>> begin EXTRACTED RECORDS
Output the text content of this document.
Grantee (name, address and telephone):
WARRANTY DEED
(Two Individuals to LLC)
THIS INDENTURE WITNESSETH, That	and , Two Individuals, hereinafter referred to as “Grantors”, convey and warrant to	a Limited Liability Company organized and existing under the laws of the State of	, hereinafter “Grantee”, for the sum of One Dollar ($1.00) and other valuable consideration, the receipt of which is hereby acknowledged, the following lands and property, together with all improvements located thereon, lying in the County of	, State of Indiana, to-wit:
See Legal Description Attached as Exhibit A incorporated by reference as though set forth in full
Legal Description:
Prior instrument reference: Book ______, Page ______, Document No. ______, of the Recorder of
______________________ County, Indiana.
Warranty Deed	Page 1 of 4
>> end EXTRACTED RECORDS
WHAT TO WORK ON>
List every line above containing the word "reference".

CORRECT OUTPUT>
See Legal Description Attached as Exhibit A incorporated by reference as though set forth in full
Prior instrument reference: Book ______, Page ______, Document No. ______, of the Recorder of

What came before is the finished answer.